* GOAL *
The exercise asks you to copy every line below in which "的取值范围是" appears.

· · · ·

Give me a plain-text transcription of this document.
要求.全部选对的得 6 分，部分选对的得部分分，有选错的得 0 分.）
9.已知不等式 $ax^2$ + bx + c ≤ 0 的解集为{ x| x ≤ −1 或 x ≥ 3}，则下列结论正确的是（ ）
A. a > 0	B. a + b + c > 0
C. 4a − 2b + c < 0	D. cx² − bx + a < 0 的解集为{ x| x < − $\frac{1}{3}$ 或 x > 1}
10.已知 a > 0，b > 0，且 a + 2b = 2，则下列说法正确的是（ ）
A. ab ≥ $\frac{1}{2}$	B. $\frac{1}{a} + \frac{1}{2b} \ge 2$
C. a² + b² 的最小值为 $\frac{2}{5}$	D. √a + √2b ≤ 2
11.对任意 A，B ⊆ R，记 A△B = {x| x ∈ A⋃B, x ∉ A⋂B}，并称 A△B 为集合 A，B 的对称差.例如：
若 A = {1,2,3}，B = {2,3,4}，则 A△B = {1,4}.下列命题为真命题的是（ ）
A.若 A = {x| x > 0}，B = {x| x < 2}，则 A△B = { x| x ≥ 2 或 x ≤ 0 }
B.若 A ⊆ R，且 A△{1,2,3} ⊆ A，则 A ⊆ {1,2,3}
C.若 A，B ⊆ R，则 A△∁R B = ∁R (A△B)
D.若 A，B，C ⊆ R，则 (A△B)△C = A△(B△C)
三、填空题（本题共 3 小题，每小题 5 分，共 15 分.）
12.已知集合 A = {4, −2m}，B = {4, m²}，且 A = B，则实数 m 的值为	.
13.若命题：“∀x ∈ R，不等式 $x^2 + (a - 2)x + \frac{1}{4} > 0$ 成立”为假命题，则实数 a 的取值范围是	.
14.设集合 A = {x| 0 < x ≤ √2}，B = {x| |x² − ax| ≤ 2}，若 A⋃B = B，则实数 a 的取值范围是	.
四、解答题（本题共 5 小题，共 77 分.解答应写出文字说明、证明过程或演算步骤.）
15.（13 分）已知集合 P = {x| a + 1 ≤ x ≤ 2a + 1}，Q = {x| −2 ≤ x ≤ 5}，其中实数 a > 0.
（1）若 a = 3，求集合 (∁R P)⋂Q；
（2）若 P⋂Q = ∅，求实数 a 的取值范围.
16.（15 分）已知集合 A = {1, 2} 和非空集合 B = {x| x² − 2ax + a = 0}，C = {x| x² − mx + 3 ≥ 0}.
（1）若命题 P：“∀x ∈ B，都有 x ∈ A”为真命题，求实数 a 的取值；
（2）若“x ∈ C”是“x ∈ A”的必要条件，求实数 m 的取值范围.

· · · ·

* SOLUTION BELOW *
13.若命题：“∀x ∈ R，不等式 $x^2 + (a - 2)x + \frac{1}{4} > 0$ 成立”为假命题，则实数 a 的取值范围是	.
14.设集合 A = {x| 0 < x ≤ √2}，B = {x| |x² − ax| ≤ 2}，若 A⋃B = B，则实数 a 的取值范围是	.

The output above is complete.